# [Exercise goal]
Among the entries below, count the lines that contain the word "EMPRENDIMIENTO". Write down only the total.

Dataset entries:
------------------------------

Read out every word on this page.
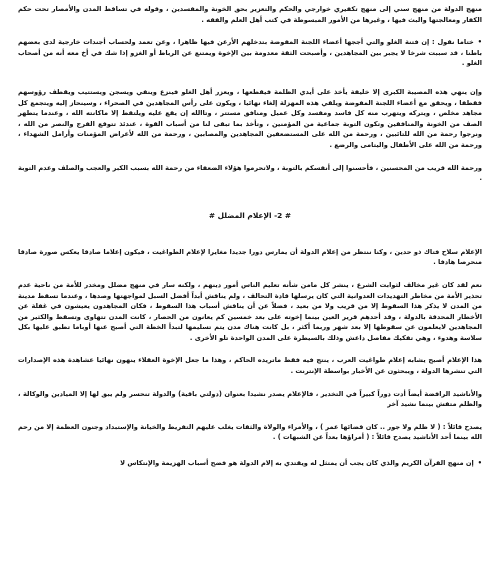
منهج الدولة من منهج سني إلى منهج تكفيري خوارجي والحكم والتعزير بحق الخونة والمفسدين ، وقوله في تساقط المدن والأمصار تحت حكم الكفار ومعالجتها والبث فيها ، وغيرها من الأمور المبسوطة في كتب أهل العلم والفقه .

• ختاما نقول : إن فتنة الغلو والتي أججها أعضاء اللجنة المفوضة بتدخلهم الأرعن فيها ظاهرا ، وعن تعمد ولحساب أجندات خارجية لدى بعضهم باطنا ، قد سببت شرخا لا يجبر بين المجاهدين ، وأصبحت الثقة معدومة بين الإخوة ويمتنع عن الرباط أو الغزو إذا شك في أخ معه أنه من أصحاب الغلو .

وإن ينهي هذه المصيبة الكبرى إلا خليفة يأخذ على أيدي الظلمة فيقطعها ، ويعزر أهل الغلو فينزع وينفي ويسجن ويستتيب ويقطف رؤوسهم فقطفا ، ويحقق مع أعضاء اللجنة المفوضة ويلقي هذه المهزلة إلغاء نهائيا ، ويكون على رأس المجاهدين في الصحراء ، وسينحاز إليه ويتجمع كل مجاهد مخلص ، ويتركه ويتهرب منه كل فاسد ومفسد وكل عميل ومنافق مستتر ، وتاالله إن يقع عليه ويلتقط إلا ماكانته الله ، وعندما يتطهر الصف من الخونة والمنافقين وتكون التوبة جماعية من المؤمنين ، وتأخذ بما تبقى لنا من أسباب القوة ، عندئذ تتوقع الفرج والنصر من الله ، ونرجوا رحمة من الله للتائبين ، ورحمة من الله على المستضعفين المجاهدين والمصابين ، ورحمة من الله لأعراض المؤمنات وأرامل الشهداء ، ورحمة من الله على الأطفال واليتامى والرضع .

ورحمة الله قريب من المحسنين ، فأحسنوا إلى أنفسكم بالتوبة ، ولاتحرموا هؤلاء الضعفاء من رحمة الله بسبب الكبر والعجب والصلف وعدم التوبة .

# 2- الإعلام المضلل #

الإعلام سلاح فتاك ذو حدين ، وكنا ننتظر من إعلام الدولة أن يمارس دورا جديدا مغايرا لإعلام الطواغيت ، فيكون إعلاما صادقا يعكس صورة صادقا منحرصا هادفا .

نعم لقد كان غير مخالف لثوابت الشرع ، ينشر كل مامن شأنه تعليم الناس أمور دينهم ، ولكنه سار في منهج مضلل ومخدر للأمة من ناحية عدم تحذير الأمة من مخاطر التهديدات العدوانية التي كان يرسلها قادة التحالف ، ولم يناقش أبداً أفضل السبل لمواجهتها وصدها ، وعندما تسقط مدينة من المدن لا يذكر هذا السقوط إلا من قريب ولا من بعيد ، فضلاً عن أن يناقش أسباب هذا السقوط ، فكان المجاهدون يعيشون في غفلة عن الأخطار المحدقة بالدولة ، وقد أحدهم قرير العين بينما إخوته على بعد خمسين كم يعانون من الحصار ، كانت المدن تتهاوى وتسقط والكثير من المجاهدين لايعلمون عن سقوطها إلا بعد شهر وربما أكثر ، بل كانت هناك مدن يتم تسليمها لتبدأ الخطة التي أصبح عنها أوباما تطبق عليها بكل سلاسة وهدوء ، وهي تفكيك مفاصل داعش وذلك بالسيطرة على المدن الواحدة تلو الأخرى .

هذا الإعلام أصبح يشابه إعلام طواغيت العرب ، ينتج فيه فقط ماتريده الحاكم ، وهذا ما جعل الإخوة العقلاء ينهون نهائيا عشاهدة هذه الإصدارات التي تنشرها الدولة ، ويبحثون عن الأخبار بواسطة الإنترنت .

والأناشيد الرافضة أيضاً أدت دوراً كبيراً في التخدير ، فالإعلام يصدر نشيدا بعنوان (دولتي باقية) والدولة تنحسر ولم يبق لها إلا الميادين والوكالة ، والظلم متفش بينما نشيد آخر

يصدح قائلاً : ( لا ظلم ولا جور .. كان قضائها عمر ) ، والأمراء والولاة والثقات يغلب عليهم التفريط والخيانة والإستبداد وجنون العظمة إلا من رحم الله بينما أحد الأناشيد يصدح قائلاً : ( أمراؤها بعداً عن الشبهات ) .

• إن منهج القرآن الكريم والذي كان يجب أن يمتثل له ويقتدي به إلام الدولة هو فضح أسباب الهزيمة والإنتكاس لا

------------------------------

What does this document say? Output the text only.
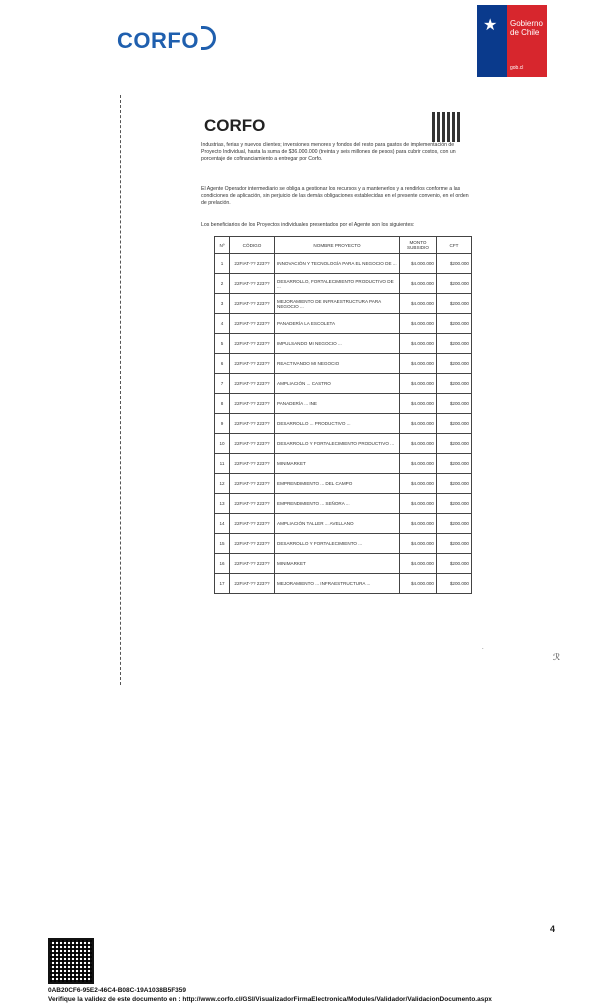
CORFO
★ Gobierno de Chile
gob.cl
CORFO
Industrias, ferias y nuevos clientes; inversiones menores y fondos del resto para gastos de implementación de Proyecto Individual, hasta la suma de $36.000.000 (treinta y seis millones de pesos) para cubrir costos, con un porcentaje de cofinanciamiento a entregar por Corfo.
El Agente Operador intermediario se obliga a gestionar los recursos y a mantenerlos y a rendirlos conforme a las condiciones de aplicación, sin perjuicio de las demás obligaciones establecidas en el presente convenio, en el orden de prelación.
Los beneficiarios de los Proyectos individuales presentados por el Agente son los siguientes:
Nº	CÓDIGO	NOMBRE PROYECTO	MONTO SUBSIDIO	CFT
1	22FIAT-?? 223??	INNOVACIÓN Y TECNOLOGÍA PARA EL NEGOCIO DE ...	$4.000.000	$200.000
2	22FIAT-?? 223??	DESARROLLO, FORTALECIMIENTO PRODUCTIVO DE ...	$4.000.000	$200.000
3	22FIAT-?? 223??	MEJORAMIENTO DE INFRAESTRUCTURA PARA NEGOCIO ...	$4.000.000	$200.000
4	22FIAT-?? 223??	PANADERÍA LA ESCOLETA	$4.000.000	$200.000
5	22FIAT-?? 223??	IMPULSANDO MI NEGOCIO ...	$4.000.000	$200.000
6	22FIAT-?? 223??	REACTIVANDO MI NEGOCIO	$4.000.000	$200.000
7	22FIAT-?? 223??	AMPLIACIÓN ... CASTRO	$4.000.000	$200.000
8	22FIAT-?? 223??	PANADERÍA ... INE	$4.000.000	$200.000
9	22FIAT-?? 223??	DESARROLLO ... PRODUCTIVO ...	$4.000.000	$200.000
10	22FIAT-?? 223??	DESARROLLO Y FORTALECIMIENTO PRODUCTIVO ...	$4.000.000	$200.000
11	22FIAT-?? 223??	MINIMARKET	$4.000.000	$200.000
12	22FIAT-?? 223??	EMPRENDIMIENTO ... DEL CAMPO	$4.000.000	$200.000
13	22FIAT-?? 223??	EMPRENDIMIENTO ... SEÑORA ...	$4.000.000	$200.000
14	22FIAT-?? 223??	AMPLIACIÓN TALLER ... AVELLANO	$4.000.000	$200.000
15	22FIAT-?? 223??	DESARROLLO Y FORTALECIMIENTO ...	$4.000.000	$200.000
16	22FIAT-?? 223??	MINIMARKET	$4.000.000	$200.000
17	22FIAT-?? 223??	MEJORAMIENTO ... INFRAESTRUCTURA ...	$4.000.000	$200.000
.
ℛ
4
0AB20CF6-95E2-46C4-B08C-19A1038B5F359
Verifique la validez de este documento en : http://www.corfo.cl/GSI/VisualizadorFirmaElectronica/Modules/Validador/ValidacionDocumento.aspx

------------------------------

# [Completed task]
2